[Items listed in a dataset]

* BEGIN *

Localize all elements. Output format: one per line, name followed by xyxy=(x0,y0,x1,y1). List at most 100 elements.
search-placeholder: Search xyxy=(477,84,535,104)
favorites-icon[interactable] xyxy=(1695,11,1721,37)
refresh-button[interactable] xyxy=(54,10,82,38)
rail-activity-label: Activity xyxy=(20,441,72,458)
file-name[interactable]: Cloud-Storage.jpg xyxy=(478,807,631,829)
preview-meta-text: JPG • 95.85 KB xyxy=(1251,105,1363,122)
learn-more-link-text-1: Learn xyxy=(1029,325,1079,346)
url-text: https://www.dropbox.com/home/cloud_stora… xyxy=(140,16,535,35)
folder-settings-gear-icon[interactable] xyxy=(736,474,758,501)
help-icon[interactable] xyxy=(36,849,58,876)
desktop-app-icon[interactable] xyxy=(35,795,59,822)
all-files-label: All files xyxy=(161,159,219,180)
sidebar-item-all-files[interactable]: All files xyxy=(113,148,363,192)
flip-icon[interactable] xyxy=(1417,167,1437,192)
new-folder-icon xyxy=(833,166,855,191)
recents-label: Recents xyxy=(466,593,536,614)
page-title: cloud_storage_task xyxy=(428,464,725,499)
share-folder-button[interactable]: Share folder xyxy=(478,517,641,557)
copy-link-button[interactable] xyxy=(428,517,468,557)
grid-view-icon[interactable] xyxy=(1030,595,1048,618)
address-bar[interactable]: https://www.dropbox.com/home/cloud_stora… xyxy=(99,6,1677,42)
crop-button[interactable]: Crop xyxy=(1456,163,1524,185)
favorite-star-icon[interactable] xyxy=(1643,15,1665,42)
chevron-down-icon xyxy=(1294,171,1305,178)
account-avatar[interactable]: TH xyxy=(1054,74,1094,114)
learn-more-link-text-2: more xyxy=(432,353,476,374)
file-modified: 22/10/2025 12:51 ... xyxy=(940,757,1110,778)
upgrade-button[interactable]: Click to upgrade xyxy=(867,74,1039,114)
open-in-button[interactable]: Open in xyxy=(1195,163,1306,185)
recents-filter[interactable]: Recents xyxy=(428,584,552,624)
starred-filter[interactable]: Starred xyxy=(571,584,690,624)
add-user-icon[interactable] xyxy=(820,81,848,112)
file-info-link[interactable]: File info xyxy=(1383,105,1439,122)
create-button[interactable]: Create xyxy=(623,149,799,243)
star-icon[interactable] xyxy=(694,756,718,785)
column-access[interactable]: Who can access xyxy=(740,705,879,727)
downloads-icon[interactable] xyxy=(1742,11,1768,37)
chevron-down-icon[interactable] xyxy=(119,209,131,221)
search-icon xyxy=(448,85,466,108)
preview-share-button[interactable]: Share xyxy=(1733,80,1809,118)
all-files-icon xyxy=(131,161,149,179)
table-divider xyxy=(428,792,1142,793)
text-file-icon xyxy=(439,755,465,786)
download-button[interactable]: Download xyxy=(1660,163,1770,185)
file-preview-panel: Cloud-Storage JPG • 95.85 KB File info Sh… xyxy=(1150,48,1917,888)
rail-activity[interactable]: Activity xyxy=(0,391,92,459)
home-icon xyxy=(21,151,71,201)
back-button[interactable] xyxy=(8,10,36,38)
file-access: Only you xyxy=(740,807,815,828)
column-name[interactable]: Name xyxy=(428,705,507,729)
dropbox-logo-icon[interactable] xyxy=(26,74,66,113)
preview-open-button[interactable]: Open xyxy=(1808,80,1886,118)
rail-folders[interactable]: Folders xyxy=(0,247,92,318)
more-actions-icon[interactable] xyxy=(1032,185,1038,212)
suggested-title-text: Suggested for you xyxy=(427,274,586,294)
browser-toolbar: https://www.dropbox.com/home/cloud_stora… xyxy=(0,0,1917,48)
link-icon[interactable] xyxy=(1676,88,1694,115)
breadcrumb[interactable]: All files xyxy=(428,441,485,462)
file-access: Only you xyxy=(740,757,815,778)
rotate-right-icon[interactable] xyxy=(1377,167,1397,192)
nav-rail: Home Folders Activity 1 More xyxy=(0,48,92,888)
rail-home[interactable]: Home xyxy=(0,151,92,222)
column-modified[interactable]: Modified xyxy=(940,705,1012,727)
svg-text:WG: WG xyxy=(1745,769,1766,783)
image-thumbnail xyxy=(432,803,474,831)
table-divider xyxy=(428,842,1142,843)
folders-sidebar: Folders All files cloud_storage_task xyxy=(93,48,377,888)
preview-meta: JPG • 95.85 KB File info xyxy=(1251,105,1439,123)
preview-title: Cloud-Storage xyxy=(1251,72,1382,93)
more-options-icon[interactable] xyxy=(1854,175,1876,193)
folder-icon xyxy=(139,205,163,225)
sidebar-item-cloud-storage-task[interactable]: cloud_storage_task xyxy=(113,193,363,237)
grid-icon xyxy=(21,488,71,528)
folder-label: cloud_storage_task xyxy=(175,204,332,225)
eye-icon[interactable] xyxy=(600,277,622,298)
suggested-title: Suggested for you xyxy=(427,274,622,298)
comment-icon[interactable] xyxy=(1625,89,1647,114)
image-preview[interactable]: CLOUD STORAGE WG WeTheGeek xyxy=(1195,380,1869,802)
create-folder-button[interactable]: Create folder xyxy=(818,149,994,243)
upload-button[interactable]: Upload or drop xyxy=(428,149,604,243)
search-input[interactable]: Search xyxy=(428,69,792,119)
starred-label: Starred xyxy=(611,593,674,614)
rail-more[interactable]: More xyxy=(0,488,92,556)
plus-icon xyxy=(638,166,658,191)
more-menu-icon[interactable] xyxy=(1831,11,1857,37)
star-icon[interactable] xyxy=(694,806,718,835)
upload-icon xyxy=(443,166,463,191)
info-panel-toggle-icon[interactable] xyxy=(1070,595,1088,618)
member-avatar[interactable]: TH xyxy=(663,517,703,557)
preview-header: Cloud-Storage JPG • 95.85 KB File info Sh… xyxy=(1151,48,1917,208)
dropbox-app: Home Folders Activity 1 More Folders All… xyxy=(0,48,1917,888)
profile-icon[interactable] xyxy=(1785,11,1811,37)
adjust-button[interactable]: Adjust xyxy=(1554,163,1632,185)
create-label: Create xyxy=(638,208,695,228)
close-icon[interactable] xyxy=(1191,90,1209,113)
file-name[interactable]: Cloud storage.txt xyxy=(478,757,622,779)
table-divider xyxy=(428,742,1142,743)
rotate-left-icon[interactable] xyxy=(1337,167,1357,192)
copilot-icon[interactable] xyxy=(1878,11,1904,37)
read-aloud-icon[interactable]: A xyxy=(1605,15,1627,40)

* END *
* BEGIN *

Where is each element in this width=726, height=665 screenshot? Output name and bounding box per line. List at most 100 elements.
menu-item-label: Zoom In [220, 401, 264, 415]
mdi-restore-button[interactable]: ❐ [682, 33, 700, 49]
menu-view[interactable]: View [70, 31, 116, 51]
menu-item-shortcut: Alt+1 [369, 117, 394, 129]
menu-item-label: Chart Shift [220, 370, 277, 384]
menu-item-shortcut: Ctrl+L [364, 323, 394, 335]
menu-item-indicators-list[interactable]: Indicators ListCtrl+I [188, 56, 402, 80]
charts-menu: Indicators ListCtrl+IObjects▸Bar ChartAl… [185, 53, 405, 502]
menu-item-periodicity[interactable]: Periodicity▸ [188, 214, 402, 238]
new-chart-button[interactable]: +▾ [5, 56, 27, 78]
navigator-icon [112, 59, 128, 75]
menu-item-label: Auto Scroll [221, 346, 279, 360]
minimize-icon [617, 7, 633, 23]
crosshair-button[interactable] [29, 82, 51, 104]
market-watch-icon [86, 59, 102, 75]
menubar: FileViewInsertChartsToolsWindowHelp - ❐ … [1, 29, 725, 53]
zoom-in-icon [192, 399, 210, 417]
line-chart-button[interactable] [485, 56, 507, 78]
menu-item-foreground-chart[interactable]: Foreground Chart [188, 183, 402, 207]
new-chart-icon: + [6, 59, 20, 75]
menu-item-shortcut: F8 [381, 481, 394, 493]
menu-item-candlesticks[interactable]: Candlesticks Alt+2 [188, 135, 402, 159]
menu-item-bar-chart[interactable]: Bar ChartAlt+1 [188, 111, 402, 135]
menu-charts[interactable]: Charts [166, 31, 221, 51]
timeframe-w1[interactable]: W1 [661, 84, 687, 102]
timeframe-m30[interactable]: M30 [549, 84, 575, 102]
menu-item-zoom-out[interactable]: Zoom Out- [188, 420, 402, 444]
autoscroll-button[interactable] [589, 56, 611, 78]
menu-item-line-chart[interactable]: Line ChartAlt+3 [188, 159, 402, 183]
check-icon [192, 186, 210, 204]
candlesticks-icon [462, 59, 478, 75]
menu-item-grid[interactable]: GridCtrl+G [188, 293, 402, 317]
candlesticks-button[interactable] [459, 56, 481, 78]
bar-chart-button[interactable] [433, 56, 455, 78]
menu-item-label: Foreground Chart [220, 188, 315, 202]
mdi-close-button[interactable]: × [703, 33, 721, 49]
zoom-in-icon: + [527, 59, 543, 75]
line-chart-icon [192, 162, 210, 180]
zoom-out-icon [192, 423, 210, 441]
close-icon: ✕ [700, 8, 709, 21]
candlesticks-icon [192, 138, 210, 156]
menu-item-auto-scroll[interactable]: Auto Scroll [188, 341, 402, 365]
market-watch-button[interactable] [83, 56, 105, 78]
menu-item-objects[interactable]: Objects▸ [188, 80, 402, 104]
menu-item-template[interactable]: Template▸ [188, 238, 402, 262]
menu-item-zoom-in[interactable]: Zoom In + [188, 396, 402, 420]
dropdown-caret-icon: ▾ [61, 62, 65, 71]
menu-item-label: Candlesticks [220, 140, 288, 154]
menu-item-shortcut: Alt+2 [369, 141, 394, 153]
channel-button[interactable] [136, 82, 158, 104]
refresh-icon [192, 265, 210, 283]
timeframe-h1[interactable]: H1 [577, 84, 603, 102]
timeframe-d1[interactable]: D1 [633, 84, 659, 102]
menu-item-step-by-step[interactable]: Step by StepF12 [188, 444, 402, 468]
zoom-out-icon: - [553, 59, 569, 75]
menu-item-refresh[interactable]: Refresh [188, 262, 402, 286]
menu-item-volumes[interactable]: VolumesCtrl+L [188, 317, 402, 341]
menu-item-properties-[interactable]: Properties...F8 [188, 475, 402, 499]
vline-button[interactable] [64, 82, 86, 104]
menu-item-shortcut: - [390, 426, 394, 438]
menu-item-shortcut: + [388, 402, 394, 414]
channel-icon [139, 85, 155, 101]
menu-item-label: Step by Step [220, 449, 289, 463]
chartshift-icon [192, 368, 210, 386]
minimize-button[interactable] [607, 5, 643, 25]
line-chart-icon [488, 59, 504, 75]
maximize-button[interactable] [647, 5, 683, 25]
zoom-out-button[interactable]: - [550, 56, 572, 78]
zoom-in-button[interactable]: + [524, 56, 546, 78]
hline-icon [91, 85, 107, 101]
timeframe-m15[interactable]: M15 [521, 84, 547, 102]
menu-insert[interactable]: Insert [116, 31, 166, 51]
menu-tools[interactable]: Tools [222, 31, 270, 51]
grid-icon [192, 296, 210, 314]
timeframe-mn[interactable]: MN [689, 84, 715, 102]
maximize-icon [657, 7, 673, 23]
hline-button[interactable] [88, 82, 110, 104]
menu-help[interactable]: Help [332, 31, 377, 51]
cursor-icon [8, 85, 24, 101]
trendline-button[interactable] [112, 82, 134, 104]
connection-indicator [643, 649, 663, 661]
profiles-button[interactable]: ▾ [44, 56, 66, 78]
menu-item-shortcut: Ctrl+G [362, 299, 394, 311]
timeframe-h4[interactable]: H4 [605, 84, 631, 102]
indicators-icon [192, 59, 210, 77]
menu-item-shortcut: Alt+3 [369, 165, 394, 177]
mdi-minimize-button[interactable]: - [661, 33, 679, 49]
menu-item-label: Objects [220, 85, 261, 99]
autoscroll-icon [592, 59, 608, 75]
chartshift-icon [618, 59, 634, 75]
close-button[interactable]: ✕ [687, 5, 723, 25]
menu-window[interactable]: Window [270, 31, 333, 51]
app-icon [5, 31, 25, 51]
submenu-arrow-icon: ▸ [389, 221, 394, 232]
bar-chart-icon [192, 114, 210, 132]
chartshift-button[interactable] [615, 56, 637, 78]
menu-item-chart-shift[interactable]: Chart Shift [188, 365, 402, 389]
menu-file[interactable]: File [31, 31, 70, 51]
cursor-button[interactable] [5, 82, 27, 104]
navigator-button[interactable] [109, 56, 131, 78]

* END *

Can you update the entries from the line containing "Localize all elements." through the line containing "folder-settings-gear-icon[interactable] xyxy=(736,474,758,501)", changing "interactable" to "clickable" and leaving everything else as it is? Give back only those lines.

FINISHED TASK:
Localize all elements. Output format: one per line, name followed by xyxy=(x0,y0,x1,y1). List at most 100 elements.
search-placeholder: Search xyxy=(477,84,535,104)
favorites-icon[clickable] xyxy=(1695,11,1721,37)
refresh-button[clickable] xyxy=(54,10,82,38)
rail-activity-label: Activity xyxy=(20,441,72,458)
file-name[clickable]: Cloud-Storage.jpg xyxy=(478,807,631,829)
preview-meta-text: JPG • 95.85 KB xyxy=(1251,105,1363,122)
learn-more-link-text-1: Learn xyxy=(1029,325,1079,346)
url-text: https://www.dropbox.com/home/cloud_stora… xyxy=(140,16,535,35)
folder-settings-gear-icon[clickable] xyxy=(736,474,758,501)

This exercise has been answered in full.